*GIVEN PROBLEM:* Restate the data exactly as given and keep the pictures out.

*ENTRIES:*
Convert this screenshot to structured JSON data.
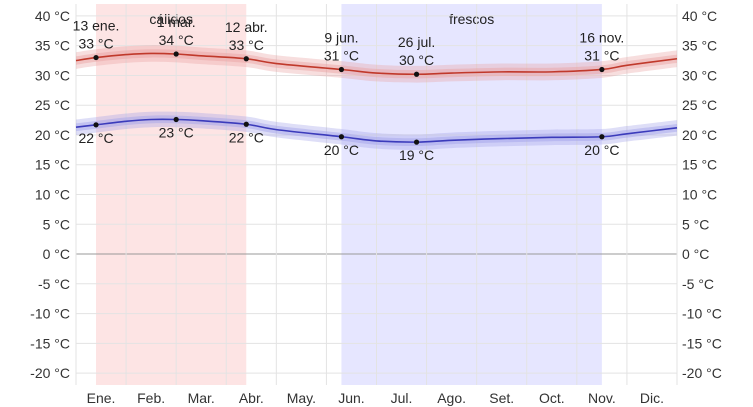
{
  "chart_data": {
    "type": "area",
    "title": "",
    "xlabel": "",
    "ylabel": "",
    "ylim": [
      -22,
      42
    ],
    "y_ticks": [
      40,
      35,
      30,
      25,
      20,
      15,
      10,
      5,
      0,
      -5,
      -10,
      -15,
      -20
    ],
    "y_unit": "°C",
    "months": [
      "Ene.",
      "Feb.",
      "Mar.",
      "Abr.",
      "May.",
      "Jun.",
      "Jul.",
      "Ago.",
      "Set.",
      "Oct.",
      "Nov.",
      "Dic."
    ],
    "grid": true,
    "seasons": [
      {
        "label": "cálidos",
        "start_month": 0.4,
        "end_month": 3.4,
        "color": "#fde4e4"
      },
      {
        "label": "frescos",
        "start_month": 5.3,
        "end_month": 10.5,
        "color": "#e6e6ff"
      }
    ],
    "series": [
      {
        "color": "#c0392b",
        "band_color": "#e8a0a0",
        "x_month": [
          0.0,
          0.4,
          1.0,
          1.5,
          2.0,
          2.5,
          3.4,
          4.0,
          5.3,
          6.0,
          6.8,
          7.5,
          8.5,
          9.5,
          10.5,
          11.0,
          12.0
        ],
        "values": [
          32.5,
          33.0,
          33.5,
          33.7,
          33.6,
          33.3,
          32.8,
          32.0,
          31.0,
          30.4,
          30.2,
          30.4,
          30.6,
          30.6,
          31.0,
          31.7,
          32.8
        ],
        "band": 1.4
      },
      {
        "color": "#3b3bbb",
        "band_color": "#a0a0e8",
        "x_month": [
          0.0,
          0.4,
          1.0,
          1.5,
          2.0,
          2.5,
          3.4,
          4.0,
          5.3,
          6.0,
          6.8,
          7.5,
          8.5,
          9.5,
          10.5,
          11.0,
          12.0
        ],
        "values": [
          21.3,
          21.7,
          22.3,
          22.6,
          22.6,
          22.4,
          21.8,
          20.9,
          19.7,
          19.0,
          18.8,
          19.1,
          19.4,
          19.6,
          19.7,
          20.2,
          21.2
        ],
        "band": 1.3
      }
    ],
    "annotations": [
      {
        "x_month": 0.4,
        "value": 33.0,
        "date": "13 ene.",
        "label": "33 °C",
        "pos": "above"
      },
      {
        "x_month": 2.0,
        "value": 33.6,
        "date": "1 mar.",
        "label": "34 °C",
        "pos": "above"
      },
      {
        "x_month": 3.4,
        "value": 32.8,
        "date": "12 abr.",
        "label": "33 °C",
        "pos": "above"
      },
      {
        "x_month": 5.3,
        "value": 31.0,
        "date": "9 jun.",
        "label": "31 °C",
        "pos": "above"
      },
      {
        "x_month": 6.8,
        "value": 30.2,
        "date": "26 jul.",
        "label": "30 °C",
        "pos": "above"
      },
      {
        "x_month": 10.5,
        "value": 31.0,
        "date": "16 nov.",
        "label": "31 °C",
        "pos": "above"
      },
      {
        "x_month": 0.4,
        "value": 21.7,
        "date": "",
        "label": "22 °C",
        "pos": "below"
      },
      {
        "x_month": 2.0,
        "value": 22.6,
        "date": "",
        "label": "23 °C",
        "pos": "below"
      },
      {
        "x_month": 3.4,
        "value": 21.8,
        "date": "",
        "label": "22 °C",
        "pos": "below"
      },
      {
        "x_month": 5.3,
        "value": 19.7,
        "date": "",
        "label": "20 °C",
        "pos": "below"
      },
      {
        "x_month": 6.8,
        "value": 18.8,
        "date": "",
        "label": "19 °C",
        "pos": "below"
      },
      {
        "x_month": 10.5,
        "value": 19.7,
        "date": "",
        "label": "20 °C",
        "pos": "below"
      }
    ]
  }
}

*FULL ANSWER:*
Convert this screenshot to structured JSON data.
{
  "chart_data": {
    "type": "area",
    "title": "",
    "xlabel": "",
    "ylabel": "",
    "ylim": [
      -22,
      42
    ],
    "y_ticks": [
      40,
      35,
      30,
      25,
      20,
      15,
      10,
      5,
      0,
      -5,
      -10,
      -15,
      -20
    ],
    "y_unit": "°C",
    "months": [
      "Ene.",
      "Feb.",
      "Mar.",
      "Abr.",
      "May.",
      "Jun.",
      "Jul.",
      "Ago.",
      "Set.",
      "Oct.",
      "Nov.",
      "Dic."
    ],
    "grid": true,
    "seasons": [
      {
        "label": "cálidos",
        "start_month": 0.4,
        "end_month": 3.4,
        "color": "#fde4e4"
      },
      {
        "label": "frescos",
        "start_month": 5.3,
        "end_month": 10.5,
        "color": "#e6e6ff"
      }
    ],
    "series": [
      {
        "color": "#c0392b",
        "band_color": "#e8a0a0",
        "x_month": [
          0.0,
          0.4,
          1.0,
          1.5,
          2.0,
          2.5,
          3.4,
          4.0,
          5.3,
          6.0,
          6.8,
          7.5,
          8.5,
          9.5,
          10.5,
          11.0,
          12.0
        ],
        "values": [
          32.5,
          33.0,
          33.5,
          33.7,
          33.6,
          33.3,
          32.8,
          32.0,
          31.0,
          30.4,
          30.2,
          30.4,
          30.6,
          30.6,
          31.0,
          31.7,
          32.8
        ],
        "band": 1.4
      },
      {
        "color": "#3b3bbb",
        "band_color": "#a0a0e8",
        "x_month": [
          0.0,
          0.4,
          1.0,
          1.5,
          2.0,
          2.5,
          3.4,
          4.0,
          5.3,
          6.0,
          6.8,
          7.5,
          8.5,
          9.5,
          10.5,
          11.0,
          12.0
        ],
        "values": [
          21.3,
          21.7,
          22.3,
          22.6,
          22.6,
          22.4,
          21.8,
          20.9,
          19.7,
          19.0,
          18.8,
          19.1,
          19.4,
          19.6,
          19.7,
          20.2,
          21.2
        ],
        "band": 1.3
      }
    ],
    "annotations": [
      {
        "x_month": 0.4,
        "value": 33.0,
        "date": "13 ene.",
        "label": "33 °C",
        "pos": "above"
      },
      {
        "x_month": 2.0,
        "value": 33.6,
        "date": "1 mar.",
        "label": "34 °C",
        "pos": "above"
      },
      {
        "x_month": 3.4,
        "value": 32.8,
        "date": "12 abr.",
        "label": "33 °C",
        "pos": "above"
      },
      {
        "x_month": 5.3,
        "value": 31.0,
        "date": "9 jun.",
        "label": "31 °C",
        "pos": "above"
      },
      {
        "x_month": 6.8,
        "value": 30.2,
        "date": "26 jul.",
        "label": "30 °C",
        "pos": "above"
      },
      {
        "x_month": 10.5,
        "value": 31.0,
        "date": "16 nov.",
        "label": "31 °C",
        "pos": "above"
      },
      {
        "x_month": 0.4,
        "value": 21.7,
        "date": "",
        "label": "22 °C",
        "pos": "below"
      },
      {
        "x_month": 2.0,
        "value": 22.6,
        "date": "",
        "label": "23 °C",
        "pos": "below"
      },
      {
        "x_month": 3.4,
        "value": 21.8,
        "date": "",
        "label": "22 °C",
        "pos": "below"
      },
      {
        "x_month": 5.3,
        "value": 19.7,
        "date": "",
        "label": "20 °C",
        "pos": "below"
      },
      {
        "x_month": 6.8,
        "value": 18.8,
        "date": "",
        "label": "19 °C",
        "pos": "below"
      },
      {
        "x_month": 10.5,
        "value": 19.7,
        "date": "",
        "label": "20 °C",
        "pos": "below"
      }
    ]
  }
}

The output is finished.